── MATERIAL SUPPLIED ──
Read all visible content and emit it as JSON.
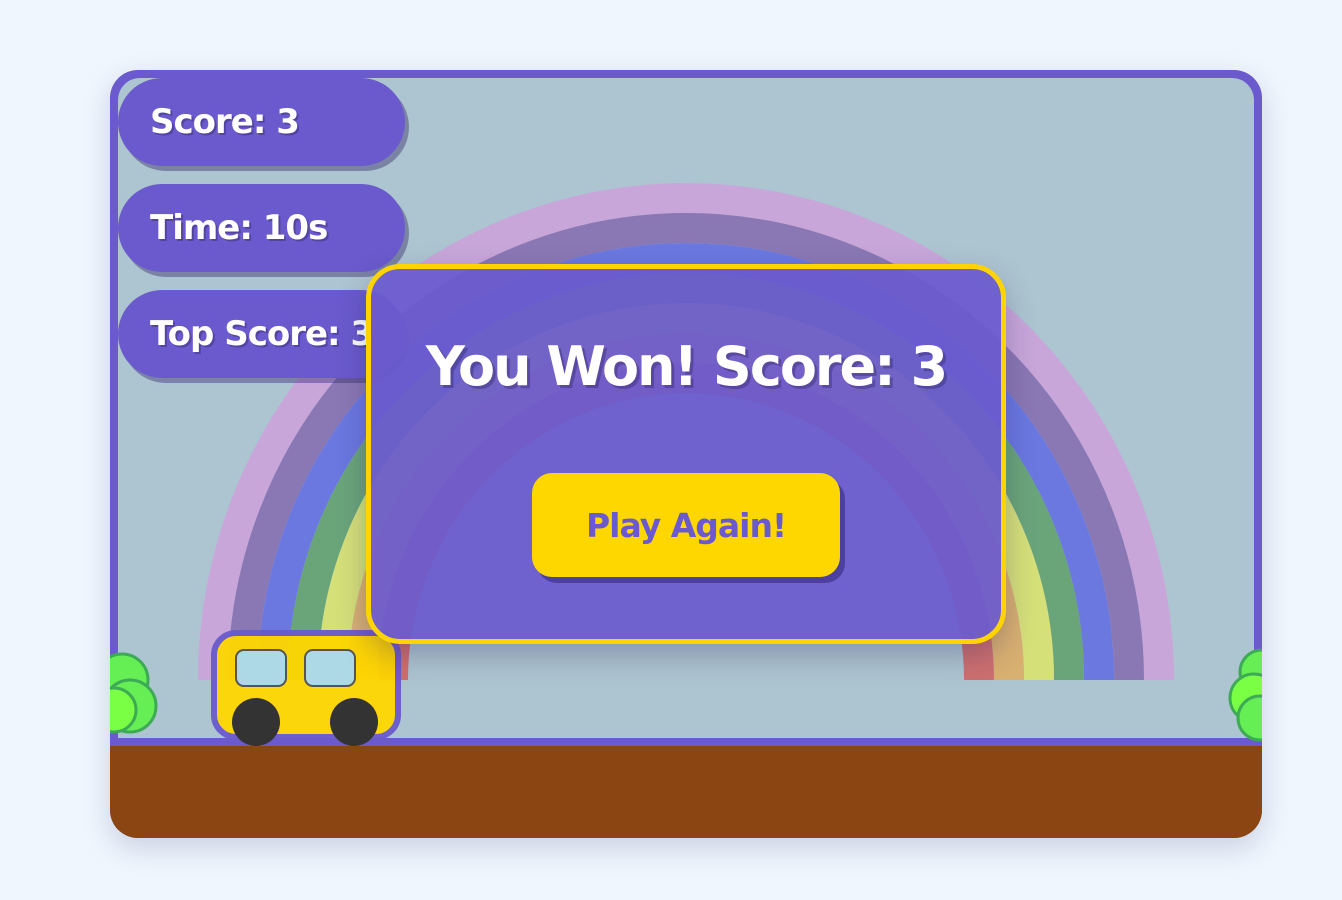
{
  "hud": {
    "score_label": "Score: 3",
    "time_label": "Time: 10s",
    "top_score_label": "Top Score: 3"
  },
  "dialog": {
    "title": "You Won! Score: 3",
    "play_again_label": "Play Again!"
  },
  "colors": {
    "frame": "#6a5acd",
    "sky": "#adc5d0",
    "ground": "#8b4513",
    "accent": "#ffd700",
    "page_background": "#eff6fe"
  },
  "scene": {
    "icons": [
      "rainbow",
      "bus",
      "bush",
      "bush"
    ]
  }
}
───
GOAL:
Every line that holds the string "Score" should be returned.

RESPONSE TO THE TASK:
    "score_label": "Score: 3",
    "top_score_label": "Top Score: 3"
    "title": "You Won! Score: 3",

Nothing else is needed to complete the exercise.